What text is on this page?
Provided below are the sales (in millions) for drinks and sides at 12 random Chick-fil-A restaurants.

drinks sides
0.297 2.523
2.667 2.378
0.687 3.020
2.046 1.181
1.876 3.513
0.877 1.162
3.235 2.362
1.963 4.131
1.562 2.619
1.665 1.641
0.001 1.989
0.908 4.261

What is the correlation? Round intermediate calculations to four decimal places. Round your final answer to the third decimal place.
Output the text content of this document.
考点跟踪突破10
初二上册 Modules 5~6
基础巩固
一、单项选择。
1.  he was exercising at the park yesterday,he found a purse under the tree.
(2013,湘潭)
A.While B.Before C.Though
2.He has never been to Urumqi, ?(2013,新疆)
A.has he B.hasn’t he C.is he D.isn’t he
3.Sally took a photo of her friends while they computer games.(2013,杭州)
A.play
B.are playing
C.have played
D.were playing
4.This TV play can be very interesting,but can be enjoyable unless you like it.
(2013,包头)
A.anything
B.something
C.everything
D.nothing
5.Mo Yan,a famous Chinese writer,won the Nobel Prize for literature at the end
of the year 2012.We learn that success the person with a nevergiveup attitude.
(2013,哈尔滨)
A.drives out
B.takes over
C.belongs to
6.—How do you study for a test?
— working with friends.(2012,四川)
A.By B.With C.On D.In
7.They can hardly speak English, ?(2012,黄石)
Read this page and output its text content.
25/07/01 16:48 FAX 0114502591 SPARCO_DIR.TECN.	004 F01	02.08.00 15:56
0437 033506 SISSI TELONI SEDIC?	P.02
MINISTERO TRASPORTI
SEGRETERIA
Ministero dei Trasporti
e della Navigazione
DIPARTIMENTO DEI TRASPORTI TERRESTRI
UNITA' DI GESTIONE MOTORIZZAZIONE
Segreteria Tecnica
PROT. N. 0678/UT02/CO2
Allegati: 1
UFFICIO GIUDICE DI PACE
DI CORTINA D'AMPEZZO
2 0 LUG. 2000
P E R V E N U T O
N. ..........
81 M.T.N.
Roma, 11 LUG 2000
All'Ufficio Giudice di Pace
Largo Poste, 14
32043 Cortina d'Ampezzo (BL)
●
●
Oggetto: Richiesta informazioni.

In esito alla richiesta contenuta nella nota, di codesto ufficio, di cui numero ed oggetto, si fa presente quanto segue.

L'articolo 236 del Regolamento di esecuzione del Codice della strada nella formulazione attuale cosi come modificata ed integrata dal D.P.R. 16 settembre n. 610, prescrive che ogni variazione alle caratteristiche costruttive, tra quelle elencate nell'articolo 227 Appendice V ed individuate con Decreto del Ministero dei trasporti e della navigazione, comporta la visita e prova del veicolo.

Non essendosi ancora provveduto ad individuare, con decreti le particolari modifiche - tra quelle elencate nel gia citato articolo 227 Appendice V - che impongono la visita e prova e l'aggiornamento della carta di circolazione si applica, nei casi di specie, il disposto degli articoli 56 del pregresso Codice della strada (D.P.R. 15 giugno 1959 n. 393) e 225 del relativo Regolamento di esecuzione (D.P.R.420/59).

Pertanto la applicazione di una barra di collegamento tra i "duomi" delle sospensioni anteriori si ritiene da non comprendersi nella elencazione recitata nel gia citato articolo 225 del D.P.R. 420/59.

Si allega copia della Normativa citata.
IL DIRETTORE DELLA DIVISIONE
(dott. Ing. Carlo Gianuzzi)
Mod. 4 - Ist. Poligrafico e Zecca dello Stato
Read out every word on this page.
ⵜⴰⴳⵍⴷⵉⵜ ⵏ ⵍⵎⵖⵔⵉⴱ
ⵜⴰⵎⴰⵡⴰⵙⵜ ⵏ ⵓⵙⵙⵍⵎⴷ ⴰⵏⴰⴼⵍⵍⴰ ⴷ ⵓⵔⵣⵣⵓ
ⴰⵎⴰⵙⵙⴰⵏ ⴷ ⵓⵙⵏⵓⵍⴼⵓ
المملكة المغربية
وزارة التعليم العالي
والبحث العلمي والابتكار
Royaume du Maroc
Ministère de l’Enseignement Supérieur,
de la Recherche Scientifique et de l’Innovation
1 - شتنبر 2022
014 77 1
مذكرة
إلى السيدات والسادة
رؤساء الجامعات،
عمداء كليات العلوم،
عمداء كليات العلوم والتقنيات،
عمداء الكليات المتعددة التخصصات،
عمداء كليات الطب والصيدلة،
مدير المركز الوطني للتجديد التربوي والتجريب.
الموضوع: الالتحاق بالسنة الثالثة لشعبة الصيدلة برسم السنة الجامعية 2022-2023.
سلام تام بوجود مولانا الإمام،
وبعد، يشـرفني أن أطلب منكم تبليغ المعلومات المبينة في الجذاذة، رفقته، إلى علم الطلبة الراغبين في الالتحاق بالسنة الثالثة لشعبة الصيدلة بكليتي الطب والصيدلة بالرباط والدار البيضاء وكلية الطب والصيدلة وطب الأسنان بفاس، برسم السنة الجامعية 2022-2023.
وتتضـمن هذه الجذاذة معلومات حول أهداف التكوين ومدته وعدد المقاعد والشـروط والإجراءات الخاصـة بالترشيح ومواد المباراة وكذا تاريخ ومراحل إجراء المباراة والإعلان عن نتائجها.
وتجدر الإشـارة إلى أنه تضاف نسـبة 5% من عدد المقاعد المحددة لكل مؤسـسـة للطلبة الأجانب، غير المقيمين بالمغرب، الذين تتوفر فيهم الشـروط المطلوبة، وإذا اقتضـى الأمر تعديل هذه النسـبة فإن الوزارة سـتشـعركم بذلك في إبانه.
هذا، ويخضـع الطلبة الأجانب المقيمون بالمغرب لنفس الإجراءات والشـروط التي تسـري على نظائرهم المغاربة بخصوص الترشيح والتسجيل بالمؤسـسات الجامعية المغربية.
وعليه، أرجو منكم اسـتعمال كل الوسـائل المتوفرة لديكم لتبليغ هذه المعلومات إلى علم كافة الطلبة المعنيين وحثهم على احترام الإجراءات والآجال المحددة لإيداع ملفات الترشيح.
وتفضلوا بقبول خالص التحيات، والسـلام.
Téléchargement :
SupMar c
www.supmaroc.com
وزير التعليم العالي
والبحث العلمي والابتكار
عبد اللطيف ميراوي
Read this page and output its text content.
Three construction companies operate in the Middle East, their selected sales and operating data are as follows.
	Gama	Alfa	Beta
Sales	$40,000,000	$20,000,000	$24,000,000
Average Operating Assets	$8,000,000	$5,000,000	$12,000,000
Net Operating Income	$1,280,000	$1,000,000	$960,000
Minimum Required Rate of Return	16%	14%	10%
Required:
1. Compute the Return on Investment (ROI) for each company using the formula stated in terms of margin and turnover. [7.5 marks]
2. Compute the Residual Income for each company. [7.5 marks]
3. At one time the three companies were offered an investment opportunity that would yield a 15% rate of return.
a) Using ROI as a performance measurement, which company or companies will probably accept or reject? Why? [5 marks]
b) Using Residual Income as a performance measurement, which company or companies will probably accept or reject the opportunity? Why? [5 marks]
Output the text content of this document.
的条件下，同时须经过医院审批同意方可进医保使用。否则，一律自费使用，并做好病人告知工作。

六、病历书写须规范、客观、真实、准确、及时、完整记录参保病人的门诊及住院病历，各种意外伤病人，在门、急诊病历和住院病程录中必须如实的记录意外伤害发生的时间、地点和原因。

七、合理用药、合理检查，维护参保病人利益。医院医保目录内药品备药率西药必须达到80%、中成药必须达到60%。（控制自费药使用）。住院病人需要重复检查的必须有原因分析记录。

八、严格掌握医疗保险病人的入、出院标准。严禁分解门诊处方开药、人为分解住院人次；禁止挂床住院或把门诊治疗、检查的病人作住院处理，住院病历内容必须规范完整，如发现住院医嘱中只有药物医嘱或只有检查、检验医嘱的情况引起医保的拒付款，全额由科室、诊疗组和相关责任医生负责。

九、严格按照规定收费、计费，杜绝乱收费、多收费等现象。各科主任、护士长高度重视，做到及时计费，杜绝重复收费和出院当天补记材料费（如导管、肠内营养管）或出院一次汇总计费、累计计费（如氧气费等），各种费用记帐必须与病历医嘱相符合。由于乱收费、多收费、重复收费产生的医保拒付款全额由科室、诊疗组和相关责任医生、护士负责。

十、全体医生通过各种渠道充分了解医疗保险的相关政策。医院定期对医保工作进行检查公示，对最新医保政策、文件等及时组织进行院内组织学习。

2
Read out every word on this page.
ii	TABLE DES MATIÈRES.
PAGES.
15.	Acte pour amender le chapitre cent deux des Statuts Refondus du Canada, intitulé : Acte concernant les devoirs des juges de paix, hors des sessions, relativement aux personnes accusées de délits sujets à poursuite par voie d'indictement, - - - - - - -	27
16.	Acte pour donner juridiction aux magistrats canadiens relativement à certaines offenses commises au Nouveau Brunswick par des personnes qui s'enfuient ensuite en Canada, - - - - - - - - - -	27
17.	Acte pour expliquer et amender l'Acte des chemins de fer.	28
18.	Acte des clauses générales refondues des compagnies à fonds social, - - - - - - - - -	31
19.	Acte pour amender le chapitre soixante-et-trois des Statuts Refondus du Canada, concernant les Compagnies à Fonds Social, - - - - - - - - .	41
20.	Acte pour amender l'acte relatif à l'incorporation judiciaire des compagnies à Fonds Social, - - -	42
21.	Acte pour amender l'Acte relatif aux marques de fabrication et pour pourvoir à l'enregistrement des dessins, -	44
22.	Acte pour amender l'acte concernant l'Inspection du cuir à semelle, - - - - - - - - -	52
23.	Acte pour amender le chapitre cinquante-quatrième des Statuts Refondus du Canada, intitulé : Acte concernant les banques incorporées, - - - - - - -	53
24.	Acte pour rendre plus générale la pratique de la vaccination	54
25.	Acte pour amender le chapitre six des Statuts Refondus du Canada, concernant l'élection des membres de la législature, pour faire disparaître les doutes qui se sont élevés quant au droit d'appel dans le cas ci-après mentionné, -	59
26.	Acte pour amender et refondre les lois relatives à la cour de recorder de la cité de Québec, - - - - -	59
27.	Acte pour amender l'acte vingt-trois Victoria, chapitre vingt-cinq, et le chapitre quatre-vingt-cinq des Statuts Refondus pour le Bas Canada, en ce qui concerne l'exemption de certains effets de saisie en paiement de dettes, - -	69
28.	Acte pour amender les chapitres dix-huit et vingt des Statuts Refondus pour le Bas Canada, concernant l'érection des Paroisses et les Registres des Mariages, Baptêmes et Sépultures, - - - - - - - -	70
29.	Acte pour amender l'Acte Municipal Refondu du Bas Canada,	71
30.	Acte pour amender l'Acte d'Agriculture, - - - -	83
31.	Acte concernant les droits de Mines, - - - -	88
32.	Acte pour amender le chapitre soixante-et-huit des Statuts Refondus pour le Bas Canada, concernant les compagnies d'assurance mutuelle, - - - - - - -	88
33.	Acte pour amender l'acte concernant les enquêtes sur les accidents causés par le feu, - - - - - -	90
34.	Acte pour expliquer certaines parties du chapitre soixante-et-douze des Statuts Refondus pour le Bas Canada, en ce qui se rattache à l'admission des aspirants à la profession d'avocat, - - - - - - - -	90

AIM OF THE TASK:
Give the number of lines containing the word "المحددة". No other answer is needed.

TASK OUTPUT:
2